» Figure collection entries:
---------------

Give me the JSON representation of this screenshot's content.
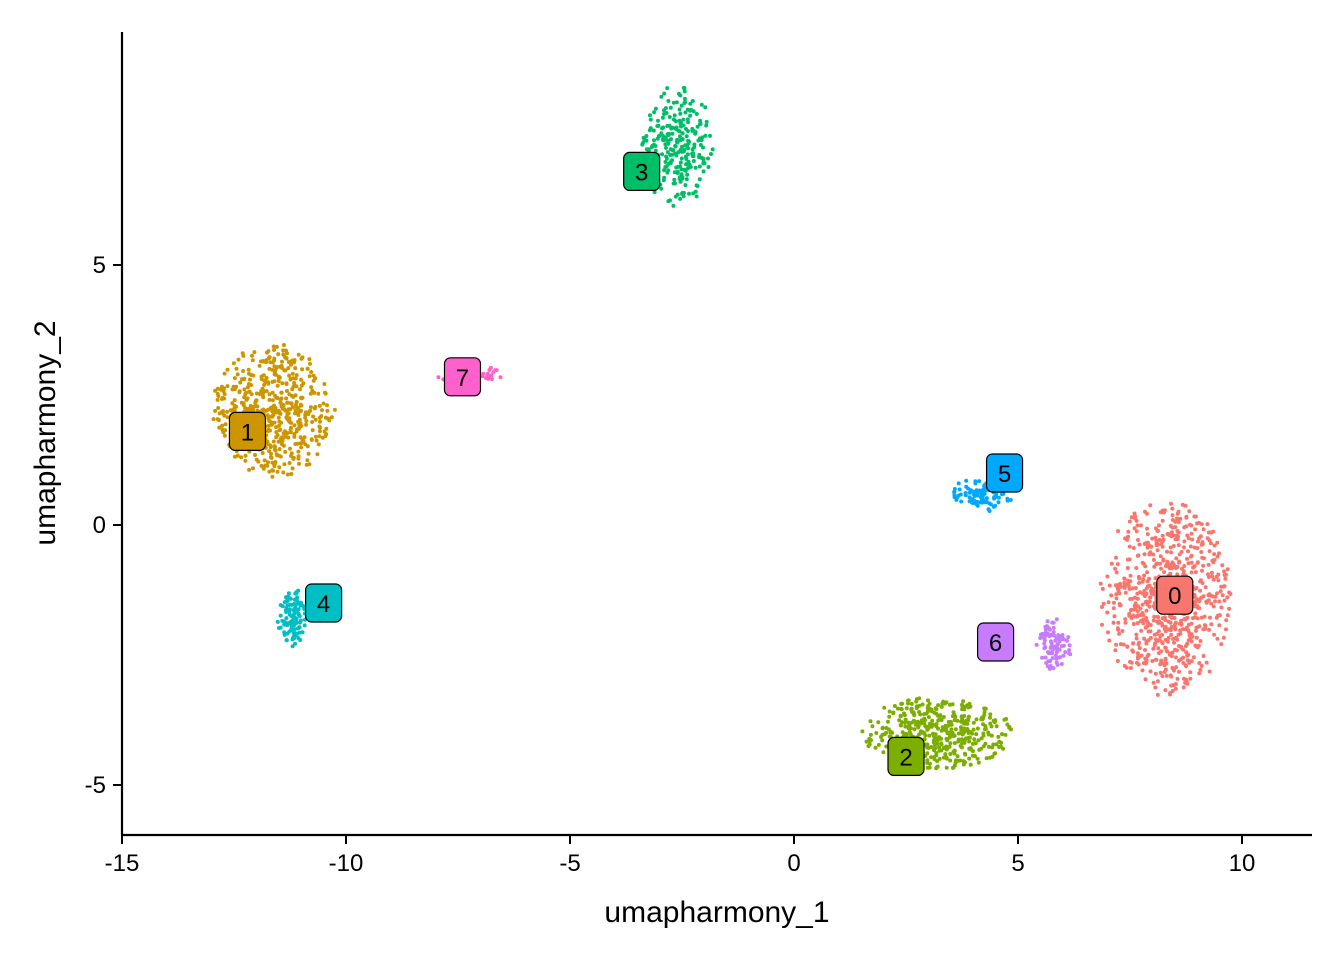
{
  "chart_data": {
    "type": "scatter",
    "title": "",
    "xlabel": "umapharmony_1",
    "ylabel": "umapharmony_2",
    "xlim": [
      -15,
      11.5
    ],
    "ylim": [
      -6,
      9.5
    ],
    "x_ticks": [
      -15,
      -10,
      -5,
      0,
      5,
      10
    ],
    "x_tick_labels": [
      "-15",
      "-10",
      "-5",
      "0",
      "5",
      "10"
    ],
    "y_ticks": [
      -5,
      0,
      5
    ],
    "y_tick_labels": [
      "-5",
      "0",
      "5"
    ],
    "grid": false,
    "legend": "none",
    "clusters": [
      {
        "label": "0",
        "color": "#F8766D",
        "label_pos": [
          8.5,
          -1.35
        ],
        "center": [
          8.3,
          -1.4
        ],
        "spread": [
          1.5,
          1.9
        ],
        "n": 750
      },
      {
        "label": "1",
        "color": "#CD9600",
        "label_pos": [
          -12.2,
          1.8
        ],
        "center": [
          -11.6,
          2.2
        ],
        "spread": [
          1.4,
          1.3
        ],
        "n": 550
      },
      {
        "label": "2",
        "color": "#7CAE00",
        "label_pos": [
          2.5,
          -4.45
        ],
        "center": [
          3.2,
          -4.0
        ],
        "spread": [
          1.7,
          0.7
        ],
        "n": 450
      },
      {
        "label": "3",
        "color": "#00BE67",
        "label_pos": [
          -3.4,
          6.8
        ],
        "center": [
          -2.6,
          7.3
        ],
        "spread": [
          0.8,
          1.2
        ],
        "n": 260
      },
      {
        "label": "4",
        "color": "#00BFC4",
        "label_pos": [
          -10.5,
          -1.5
        ],
        "center": [
          -11.2,
          -1.8
        ],
        "spread": [
          0.35,
          0.6
        ],
        "n": 110
      },
      {
        "label": "5",
        "color": "#00A9FF",
        "label_pos": [
          4.7,
          1.0
        ],
        "center": [
          4.2,
          0.6
        ],
        "spread": [
          0.7,
          0.35
        ],
        "n": 110
      },
      {
        "label": "6",
        "color": "#C77CFF",
        "label_pos": [
          4.5,
          -2.25
        ],
        "center": [
          5.8,
          -2.3
        ],
        "spread": [
          0.4,
          0.5
        ],
        "n": 90
      },
      {
        "label": "7",
        "color": "#FF61CC",
        "label_pos": [
          -7.4,
          2.85
        ],
        "center": [
          -7.3,
          2.9
        ],
        "spread": [
          0.8,
          0.3
        ],
        "n": 60
      }
    ]
  }
}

---------------

» Exercise requirements: Copy every line above word for word and exclude the pictures.

» Problem solution:
Give me the JSON representation of this screenshot's content.
{
  "chart_data": {
    "type": "scatter",
    "title": "",
    "xlabel": "umapharmony_1",
    "ylabel": "umapharmony_2",
    "xlim": [
      -15,
      11.5
    ],
    "ylim": [
      -6,
      9.5
    ],
    "x_ticks": [
      -15,
      -10,
      -5,
      0,
      5,
      10
    ],
    "x_tick_labels": [
      "-15",
      "-10",
      "-5",
      "0",
      "5",
      "10"
    ],
    "y_ticks": [
      -5,
      0,
      5
    ],
    "y_tick_labels": [
      "-5",
      "0",
      "5"
    ],
    "grid": false,
    "legend": "none",
    "clusters": [
      {
        "label": "0",
        "color": "#F8766D",
        "label_pos": [
          8.5,
          -1.35
        ],
        "center": [
          8.3,
          -1.4
        ],
        "spread": [
          1.5,
          1.9
        ],
        "n": 750
      },
      {
        "label": "1",
        "color": "#CD9600",
        "label_pos": [
          -12.2,
          1.8
        ],
        "center": [
          -11.6,
          2.2
        ],
        "spread": [
          1.4,
          1.3
        ],
        "n": 550
      },
      {
        "label": "2",
        "color": "#7CAE00",
        "label_pos": [
          2.5,
          -4.45
        ],
        "center": [
          3.2,
          -4.0
        ],
        "spread": [
          1.7,
          0.7
        ],
        "n": 450
      },
      {
        "label": "3",
        "color": "#00BE67",
        "label_pos": [
          -3.4,
          6.8
        ],
        "center": [
          -2.6,
          7.3
        ],
        "spread": [
          0.8,
          1.2
        ],
        "n": 260
      },
      {
        "label": "4",
        "color": "#00BFC4",
        "label_pos": [
          -10.5,
          -1.5
        ],
        "center": [
          -11.2,
          -1.8
        ],
        "spread": [
          0.35,
          0.6
        ],
        "n": 110
      },
      {
        "label": "5",
        "color": "#00A9FF",
        "label_pos": [
          4.7,
          1.0
        ],
        "center": [
          4.2,
          0.6
        ],
        "spread": [
          0.7,
          0.35
        ],
        "n": 110
      },
      {
        "label": "6",
        "color": "#C77CFF",
        "label_pos": [
          4.5,
          -2.25
        ],
        "center": [
          5.8,
          -2.3
        ],
        "spread": [
          0.4,
          0.5
        ],
        "n": 90
      },
      {
        "label": "7",
        "color": "#FF61CC",
        "label_pos": [
          -7.4,
          2.85
        ],
        "center": [
          -7.3,
          2.9
        ],
        "spread": [
          0.8,
          0.3
        ],
        "n": 60
      }
    ]
  }
}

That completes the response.